**WHAT THE TASK ASKS**
Out of the lines below, please list those that hold the string "into".

* * * * * * *

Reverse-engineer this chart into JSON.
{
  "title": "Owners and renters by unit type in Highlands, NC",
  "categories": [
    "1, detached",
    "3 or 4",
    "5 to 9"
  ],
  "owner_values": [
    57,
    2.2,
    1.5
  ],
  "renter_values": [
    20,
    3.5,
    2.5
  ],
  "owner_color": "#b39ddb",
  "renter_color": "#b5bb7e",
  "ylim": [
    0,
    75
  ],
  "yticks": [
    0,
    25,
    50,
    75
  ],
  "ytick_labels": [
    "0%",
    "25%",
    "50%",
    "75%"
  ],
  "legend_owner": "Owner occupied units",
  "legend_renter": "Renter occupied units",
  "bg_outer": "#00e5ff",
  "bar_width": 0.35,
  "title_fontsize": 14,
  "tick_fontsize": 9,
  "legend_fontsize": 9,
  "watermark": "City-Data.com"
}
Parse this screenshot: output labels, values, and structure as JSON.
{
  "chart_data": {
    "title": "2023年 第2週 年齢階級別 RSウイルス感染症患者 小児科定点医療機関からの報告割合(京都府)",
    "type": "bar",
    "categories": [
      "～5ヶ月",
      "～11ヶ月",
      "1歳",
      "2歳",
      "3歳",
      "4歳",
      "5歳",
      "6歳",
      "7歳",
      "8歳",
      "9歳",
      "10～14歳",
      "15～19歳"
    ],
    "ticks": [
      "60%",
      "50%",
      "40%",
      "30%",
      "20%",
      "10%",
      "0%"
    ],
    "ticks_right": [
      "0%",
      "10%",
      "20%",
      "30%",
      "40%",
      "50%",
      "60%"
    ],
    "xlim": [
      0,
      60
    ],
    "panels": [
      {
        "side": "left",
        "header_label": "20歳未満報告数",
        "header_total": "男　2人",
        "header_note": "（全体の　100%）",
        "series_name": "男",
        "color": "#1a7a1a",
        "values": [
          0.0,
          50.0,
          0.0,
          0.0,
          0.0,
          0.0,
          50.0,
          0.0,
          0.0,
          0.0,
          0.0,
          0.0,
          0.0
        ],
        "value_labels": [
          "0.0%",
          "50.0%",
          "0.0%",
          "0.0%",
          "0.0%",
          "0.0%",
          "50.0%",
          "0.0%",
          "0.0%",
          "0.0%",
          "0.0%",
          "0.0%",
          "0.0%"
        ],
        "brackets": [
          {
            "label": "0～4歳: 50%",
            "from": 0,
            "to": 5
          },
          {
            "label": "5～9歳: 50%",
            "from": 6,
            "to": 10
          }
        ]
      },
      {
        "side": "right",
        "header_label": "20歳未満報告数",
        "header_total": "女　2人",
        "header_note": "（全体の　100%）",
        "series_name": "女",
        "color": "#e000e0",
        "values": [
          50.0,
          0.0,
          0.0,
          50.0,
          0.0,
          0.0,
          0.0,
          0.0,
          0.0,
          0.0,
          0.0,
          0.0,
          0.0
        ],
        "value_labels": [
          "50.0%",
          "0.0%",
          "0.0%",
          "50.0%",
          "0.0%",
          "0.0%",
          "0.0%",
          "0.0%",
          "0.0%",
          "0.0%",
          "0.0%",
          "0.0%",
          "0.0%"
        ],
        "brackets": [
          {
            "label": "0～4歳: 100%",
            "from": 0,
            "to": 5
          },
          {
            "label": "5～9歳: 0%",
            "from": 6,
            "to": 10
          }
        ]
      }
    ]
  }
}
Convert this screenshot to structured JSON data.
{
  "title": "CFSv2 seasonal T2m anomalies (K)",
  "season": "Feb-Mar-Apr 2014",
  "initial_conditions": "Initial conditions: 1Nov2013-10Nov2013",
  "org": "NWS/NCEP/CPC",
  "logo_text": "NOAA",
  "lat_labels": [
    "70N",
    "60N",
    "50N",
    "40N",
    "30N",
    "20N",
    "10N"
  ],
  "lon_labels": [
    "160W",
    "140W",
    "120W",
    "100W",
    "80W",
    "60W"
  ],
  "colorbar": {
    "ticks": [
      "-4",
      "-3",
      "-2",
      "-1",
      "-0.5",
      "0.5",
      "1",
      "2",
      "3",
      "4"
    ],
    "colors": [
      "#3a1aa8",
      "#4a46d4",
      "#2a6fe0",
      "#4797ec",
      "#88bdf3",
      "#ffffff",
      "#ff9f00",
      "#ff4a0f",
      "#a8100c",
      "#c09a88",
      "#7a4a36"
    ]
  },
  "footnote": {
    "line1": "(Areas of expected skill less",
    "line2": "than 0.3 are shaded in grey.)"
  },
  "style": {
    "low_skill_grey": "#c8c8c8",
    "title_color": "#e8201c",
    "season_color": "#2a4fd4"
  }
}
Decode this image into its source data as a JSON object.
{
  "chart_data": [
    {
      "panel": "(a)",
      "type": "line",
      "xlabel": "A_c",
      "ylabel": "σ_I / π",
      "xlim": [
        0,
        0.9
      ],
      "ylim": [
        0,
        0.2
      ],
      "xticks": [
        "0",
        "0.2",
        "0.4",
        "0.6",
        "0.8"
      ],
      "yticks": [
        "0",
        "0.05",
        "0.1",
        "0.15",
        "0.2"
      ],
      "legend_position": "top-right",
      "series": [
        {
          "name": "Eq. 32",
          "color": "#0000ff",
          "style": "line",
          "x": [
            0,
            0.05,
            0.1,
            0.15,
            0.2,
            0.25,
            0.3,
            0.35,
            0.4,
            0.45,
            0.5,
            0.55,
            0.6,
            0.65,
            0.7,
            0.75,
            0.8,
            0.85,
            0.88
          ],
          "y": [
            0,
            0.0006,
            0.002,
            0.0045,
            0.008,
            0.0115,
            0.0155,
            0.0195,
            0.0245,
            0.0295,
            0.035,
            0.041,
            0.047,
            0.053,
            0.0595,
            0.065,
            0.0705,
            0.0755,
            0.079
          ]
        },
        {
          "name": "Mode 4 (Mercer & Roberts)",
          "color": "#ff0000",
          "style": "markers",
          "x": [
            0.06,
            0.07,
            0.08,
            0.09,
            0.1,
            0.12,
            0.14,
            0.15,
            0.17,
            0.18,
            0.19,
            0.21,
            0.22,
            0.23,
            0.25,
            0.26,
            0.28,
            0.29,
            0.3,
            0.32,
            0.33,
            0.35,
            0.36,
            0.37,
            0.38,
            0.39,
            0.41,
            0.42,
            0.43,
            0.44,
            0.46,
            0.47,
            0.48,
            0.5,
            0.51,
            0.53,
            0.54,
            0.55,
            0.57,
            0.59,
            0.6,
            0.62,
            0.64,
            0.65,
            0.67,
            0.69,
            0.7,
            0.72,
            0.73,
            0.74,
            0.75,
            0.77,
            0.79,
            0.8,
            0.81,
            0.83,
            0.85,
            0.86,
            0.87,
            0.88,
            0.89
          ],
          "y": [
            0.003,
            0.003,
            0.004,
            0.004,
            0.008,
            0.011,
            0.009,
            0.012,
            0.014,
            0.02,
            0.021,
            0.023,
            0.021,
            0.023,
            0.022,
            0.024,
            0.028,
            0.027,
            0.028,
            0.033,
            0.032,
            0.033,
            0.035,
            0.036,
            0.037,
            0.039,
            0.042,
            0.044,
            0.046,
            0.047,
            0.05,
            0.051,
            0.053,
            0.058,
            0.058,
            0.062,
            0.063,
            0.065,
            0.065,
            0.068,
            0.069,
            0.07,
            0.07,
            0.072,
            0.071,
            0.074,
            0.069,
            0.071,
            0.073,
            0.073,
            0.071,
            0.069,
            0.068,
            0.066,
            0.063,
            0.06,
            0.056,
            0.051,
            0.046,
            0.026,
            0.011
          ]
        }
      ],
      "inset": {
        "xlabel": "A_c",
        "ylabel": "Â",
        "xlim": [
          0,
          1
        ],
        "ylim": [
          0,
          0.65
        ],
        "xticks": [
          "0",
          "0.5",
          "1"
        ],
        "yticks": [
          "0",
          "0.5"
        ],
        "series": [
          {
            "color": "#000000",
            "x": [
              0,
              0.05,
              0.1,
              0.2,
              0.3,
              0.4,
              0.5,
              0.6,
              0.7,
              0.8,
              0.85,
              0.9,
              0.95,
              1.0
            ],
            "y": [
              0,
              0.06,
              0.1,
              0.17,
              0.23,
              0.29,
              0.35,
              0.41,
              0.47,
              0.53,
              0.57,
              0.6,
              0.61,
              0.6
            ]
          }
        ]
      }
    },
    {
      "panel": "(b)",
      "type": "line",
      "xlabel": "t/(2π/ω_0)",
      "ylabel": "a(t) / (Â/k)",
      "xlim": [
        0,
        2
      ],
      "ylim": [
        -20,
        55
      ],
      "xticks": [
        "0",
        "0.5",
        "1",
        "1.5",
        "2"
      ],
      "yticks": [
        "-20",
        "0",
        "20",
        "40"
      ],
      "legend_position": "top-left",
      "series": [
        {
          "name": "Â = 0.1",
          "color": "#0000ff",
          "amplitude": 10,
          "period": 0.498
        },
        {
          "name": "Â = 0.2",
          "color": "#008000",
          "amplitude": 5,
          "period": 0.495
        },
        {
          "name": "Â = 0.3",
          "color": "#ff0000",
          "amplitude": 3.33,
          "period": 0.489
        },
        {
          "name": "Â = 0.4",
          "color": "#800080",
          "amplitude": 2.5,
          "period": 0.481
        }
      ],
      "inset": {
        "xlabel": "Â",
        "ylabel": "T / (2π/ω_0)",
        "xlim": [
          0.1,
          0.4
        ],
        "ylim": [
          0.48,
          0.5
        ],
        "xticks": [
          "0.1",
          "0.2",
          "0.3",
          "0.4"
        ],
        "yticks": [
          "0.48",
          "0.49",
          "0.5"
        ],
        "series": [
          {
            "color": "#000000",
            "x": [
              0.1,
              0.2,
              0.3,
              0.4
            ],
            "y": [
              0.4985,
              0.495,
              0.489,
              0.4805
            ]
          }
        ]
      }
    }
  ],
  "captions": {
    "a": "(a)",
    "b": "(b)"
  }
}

* * * * * * *

**EXERCISE RESPONSE**
Reverse-engineer this chart into JSON.
Decode this image into its source data as a JSON object.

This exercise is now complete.